** BEGIN Page extract **

Now what did you think this post might be about when you read my post title? It’s probably not what you thought at all, so relax. I’ll tell you all about it.
First, I have to admit something. Since I posted about my new Opal, I’ve been terrified to touch it! I mean, there’s a whole
world lifetime of difference between this:
Husqvarna Practica 5 6230
Husqvarna Viking Opal 670
But then my father-in-law had asked me to make him a tote for his tablet, and I knew there was nothing for it but to sit myself down in front of this jewel (sorry, had to be said at least once), and just start it up. So I did. I read the part of the manual that shows me how to thread the needle, wind the bobbin, and then instead of slowly pressing my foot down on the foot control on the floor, I pushed that fancy shmancy button on the machine that starts the thing, and off it went!

** END Page extract **
** BEGIN Records provided **

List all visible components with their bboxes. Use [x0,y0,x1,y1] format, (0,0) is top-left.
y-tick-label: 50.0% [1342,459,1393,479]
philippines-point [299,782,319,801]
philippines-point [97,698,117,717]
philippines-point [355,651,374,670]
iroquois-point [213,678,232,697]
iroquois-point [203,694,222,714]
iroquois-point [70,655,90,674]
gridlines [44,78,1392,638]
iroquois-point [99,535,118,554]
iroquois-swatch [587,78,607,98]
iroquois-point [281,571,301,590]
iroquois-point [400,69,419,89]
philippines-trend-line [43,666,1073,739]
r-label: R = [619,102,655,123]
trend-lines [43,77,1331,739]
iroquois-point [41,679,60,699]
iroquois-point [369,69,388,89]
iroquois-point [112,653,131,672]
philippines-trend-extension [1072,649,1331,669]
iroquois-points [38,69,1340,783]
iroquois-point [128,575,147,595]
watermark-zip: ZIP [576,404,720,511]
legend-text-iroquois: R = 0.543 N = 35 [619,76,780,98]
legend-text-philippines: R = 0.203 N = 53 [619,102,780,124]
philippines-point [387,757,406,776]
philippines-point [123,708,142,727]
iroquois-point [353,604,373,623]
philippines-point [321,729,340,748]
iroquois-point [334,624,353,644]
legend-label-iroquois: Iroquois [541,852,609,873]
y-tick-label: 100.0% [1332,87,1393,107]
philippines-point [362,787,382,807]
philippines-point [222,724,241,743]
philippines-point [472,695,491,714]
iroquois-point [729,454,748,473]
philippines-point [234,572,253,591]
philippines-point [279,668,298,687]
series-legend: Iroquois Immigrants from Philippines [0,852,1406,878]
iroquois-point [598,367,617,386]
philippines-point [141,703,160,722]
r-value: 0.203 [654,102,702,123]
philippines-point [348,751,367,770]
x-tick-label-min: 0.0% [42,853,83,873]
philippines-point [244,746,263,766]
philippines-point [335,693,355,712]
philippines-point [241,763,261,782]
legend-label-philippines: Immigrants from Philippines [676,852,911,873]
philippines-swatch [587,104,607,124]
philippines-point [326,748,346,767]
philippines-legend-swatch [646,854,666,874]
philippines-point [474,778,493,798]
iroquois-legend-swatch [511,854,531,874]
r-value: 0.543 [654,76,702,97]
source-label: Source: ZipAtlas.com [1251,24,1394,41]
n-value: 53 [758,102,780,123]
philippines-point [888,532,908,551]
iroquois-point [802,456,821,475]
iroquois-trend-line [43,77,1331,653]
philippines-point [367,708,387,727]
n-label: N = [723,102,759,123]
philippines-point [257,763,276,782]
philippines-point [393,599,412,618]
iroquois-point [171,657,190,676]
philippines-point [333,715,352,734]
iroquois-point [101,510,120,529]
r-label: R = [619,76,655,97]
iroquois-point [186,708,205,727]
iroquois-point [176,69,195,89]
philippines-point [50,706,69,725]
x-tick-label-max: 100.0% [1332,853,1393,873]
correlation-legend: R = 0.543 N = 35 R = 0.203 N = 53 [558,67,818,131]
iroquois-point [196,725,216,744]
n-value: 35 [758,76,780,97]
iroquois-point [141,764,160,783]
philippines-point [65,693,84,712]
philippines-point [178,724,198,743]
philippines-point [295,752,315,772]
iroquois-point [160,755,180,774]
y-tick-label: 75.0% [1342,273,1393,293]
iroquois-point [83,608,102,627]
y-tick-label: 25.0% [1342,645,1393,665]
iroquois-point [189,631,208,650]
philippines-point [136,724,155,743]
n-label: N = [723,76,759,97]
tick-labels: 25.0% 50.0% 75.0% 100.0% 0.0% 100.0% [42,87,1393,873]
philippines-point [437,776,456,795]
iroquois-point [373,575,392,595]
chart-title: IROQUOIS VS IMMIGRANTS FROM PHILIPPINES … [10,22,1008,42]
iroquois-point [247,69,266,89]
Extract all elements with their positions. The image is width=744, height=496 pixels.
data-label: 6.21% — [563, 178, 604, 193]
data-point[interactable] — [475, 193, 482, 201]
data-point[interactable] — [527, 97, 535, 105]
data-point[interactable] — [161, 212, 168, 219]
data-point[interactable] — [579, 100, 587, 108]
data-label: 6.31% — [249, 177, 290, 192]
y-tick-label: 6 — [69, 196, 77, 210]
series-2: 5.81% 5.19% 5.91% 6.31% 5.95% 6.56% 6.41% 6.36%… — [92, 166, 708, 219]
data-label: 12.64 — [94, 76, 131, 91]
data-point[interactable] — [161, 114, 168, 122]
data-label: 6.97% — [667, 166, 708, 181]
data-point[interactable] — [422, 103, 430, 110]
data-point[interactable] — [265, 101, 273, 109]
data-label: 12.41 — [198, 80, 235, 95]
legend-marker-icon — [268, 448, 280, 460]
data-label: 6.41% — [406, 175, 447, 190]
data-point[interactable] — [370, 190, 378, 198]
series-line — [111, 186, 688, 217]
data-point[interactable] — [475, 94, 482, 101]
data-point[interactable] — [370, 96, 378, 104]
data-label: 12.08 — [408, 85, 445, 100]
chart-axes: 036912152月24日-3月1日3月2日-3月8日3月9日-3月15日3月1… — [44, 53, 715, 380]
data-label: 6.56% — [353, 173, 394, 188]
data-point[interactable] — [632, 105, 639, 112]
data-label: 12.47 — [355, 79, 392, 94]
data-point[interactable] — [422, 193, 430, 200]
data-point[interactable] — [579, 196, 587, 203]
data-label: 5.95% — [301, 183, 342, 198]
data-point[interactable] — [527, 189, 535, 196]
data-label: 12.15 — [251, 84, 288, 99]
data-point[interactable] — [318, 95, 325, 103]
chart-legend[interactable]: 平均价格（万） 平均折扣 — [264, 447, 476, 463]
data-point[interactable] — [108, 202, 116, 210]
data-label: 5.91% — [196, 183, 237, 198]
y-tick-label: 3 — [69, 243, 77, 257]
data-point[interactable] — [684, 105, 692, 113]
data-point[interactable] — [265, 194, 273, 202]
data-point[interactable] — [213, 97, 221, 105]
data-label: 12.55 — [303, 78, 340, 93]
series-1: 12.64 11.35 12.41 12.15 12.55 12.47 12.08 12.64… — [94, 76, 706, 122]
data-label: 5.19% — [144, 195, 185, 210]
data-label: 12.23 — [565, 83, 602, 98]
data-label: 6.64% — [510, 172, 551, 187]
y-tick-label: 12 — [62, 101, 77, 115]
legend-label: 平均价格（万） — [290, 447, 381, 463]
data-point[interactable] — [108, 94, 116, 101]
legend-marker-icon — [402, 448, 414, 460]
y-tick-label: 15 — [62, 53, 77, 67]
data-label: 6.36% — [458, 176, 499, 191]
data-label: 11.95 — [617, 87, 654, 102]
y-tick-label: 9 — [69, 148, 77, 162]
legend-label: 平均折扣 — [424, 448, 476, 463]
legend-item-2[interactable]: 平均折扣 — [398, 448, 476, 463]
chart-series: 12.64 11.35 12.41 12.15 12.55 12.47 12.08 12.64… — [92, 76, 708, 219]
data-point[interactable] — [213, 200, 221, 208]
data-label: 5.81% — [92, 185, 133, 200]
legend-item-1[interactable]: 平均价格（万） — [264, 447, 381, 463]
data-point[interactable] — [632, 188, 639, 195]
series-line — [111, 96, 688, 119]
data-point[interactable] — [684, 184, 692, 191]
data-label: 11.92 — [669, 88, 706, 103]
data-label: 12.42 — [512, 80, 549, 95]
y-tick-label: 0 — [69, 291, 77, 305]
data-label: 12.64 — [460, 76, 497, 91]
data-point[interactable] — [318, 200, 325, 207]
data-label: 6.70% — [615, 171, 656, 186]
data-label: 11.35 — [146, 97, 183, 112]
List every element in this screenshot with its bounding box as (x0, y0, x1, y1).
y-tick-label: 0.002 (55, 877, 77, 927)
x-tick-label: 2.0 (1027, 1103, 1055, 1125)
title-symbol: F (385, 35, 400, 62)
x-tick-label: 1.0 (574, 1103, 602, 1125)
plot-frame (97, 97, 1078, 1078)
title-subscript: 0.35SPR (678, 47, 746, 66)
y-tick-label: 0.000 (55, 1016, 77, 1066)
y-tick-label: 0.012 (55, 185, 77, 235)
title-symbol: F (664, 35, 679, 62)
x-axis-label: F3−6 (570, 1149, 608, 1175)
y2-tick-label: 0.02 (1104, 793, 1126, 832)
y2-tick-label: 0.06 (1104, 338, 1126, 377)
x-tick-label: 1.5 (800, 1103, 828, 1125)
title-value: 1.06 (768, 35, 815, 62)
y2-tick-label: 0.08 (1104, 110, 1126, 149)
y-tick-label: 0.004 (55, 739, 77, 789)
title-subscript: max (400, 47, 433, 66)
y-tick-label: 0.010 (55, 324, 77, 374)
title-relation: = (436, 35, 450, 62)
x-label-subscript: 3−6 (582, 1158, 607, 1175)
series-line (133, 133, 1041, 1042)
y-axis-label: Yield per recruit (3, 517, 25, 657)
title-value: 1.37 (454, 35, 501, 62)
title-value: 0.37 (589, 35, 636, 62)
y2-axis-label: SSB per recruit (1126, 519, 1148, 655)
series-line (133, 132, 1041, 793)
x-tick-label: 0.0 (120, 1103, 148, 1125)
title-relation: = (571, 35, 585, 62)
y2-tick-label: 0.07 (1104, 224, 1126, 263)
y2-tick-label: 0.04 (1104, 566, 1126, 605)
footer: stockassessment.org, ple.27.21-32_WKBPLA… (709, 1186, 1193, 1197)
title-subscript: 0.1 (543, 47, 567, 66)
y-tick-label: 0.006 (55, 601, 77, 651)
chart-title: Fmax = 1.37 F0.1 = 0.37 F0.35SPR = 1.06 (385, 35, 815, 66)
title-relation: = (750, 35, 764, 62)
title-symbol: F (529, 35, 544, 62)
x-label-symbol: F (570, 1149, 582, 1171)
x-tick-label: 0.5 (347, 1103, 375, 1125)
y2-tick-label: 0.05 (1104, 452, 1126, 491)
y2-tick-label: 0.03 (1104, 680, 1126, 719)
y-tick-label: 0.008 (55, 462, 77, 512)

** END Records provided **

_Exercises to complete_
1: List every part or control of a sewing machine that the post mentions.
2: From the post, reproduce the passage that opens with the words containing "Now what did" and closes with "all about it.".
Work only from the post itself.

_Answers by task_
1:
- the needle
- the bobbin
- the foot control on the floor
- the button on the machine that starts it

2:
Now what did you think this post might be about when you read my post title? It’s probably not what you thought at all, so relax. I’ll tell you all about it.